● Consignes de travail
1. Dressez la liste des pays nommés dans l'extrait sur la voiture individuelle.
2. Recopiez fidèlement le passage de l'extrait sur la voiture individuelle qui va de « #3 Le glissement » jusqu'à « droit d’usage ? ».

● Extrait de page
* * * *

La voiture individuelle: une idée bonne pour la casse!

Préoccupations écolos, saturation urbaine et crise et c'est la fin du règne de la voiture individuelle au profit du véhicule serviciel et du partage. L'occasion de se pencher sur les projets les plus prometteurs.

Ce dossier en trois volets explore la mutation du marché automobile. Que comprendre des signes que ne cesse de produire la demande ? Qu’entendre derrière ces initiatives brouillonnes de l’offre ? Quelle place pour les autorités dans ces perspectives de maîtrise des mobilités ? Quid du jeu d’acteurs qui chamboule les positions bunkerisées des constructeurs ? Comment le numérique urbain rend-t-il possible techniquement et économiquement des innovations de rupture ?

#1 La flambée des ventes en Chine, Inde… masque les reculs des marchés en Europe, Etats-Unis et un ralentissement de la croissance chez les premiers… Les mêmes causes produisant les mêmes effets, des signes de saturations se multiplient déjà en Chine.

#2 Les incitations fiscales des états agissent comme “effets d’aubaine” et reculent le constat d’une dégradation de la demande. Quand les pouvoirs publics prendront-ils la mesure de l’opportunité d’une filière productrice de valeurs et d’externalités positives ?

#3 Le glissement du marché vers des modèles de taille réduite et des modèles low cost masque une baisse en valeur du marché et une dégradation de l’auto comme produit phare des consommations. Pourquoi cet acharnement d’une logique consumériste des constructeurs quand les usagers réclament le droit d’usage ?

* * * *

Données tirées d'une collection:
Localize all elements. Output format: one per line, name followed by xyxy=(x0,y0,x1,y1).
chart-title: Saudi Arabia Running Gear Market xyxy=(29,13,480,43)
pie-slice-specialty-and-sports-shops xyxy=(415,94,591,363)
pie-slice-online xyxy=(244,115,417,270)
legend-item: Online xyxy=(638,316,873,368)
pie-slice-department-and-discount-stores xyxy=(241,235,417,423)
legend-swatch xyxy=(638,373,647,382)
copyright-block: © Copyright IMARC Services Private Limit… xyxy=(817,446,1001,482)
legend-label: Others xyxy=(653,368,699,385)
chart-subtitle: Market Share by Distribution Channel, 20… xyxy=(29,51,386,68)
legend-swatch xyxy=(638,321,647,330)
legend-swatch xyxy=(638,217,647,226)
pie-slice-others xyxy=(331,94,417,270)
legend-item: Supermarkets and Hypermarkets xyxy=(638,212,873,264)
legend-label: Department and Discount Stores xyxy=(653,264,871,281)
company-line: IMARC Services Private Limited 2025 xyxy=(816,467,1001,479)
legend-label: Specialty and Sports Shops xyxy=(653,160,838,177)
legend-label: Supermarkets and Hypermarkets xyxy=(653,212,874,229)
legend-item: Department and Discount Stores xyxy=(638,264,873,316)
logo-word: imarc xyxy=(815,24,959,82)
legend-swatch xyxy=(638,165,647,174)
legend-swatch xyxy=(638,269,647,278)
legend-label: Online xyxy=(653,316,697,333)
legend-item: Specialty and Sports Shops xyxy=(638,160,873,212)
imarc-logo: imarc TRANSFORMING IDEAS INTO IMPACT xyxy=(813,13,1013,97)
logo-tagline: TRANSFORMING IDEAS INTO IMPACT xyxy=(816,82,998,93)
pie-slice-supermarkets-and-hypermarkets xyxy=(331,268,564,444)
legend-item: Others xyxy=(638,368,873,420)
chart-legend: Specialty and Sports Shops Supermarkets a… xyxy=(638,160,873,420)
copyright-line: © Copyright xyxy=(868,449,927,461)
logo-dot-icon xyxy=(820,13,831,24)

* * * *

● Résultats par ordre
1. Chine, Inde, Etats-Unis

2.
#3 Le glissement du marché vers des modèles de taille réduite et des modèles low cost masque une baisse en valeur du marché et une dégradation de l’auto comme produit phare des consommations. Pourquoi cet acharnement d’une logique consumériste des constructeurs quand les usagers réclament le droit d’usage ?